» TASK DETAILS: Locate each line with the string "Automatically" in the listing below and copy it.

Collected data entries:
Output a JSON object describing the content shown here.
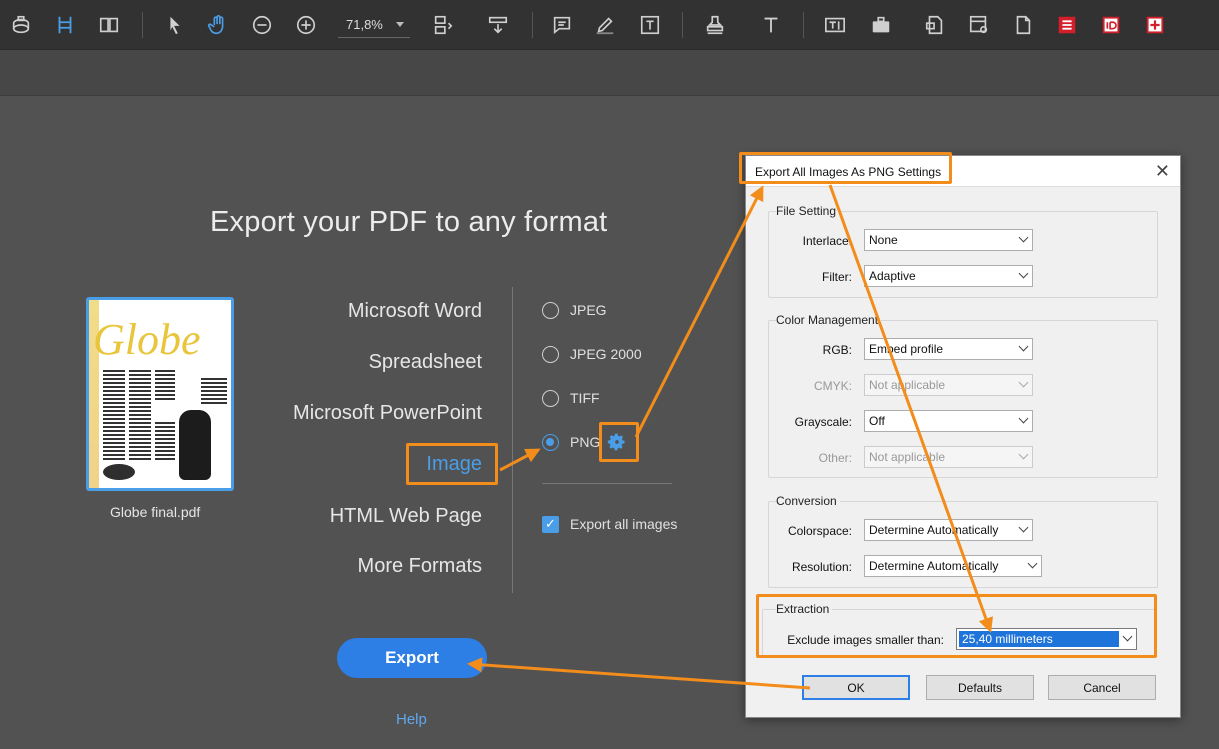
{
  "toolbar": {
    "zoom_value": "71,8%",
    "icons": [
      "print-icon",
      "single-page-icon",
      "two-page-icon",
      "select-icon",
      "hand-icon",
      "zoom-out-icon",
      "zoom-in-icon",
      "page-layout-icon",
      "insert-page-icon",
      "comment-icon",
      "highlight-pen-icon",
      "text-box-icon",
      "stamp-icon",
      "text-icon",
      "text-field-icon",
      "toolbox-icon",
      "page-settings-icon",
      "page-options-icon",
      "document-icon",
      "form-icon",
      "id-icon",
      "add-icon"
    ]
  },
  "export_panel": {
    "headline": "Export your PDF to any format",
    "file_name": "Globe final.pdf",
    "thumbnail_title": "Globe",
    "formats": [
      "Microsoft Word",
      "Spreadsheet",
      "Microsoft PowerPoint",
      "Image",
      "HTML Web Page",
      "More Formats"
    ],
    "active_format": "Image",
    "image_options": [
      "JPEG",
      "JPEG 2000",
      "TIFF",
      "PNG"
    ],
    "selected_option": "PNG",
    "export_all_label": "Export all images",
    "export_all_checked": true,
    "export_button": "Export",
    "help_link": "Help"
  },
  "dialog": {
    "title": "Export All Images As PNG Settings",
    "close": "✕",
    "file_setting": {
      "label": "File Setting",
      "interlace_label": "Interlace:",
      "interlace_value": "None",
      "filter_label": "Filter:",
      "filter_value": "Adaptive"
    },
    "color_management": {
      "label": "Color Management",
      "rgb_label": "RGB:",
      "rgb_value": "Embed profile",
      "cmyk_label": "CMYK:",
      "cmyk_value": "Not applicable",
      "grayscale_label": "Grayscale:",
      "grayscale_value": "Off",
      "other_label": "Other:",
      "other_value": "Not applicable"
    },
    "conversion": {
      "label": "Conversion",
      "colorspace_label": "Colorspace:",
      "colorspace_value": "Determine Automatically",
      "resolution_label": "Resolution:",
      "resolution_value": "Determine Automatically"
    },
    "extraction": {
      "label": "Extraction",
      "exclude_label": "Exclude images smaller than:",
      "exclude_value": "25,40 millimeters"
    },
    "buttons": {
      "ok": "OK",
      "defaults": "Defaults",
      "cancel": "Cancel"
    }
  },
  "colors": {
    "accent": "#4a9ee8",
    "highlight": "#f28c1b",
    "export_button": "#2d7ee5"
  }
}
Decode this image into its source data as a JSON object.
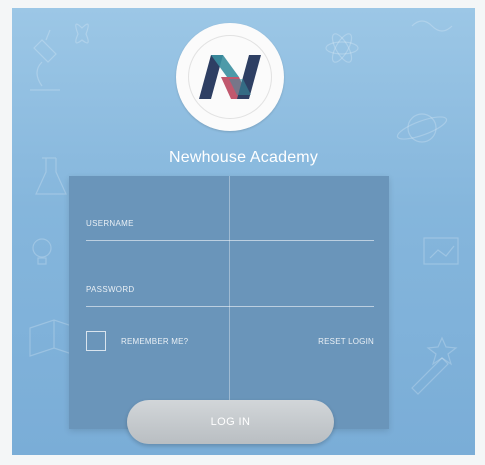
{
  "brand": {
    "name": "Newhouse Academy",
    "logo_icon": "newhouse-n-logo"
  },
  "form": {
    "username_label": "USERNAME",
    "username_value": "",
    "password_label": "PASSWORD",
    "password_value": "",
    "remember_label": "REMEMBER ME?",
    "remember_checked": false,
    "reset_label": "RESET LOGIN",
    "login_button": "LOG IN"
  },
  "colors": {
    "background": "#85b6dc",
    "card": "#6a95ba",
    "button": "#c6cbcf",
    "logo_teal": "#3a8fa0",
    "logo_red": "#b63b55",
    "logo_navy": "#2e3f63"
  }
}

» FULL OUTPUT:
      "colorspace_value": "Determine Automatically",
      "resolution_value": "Determine Automatically"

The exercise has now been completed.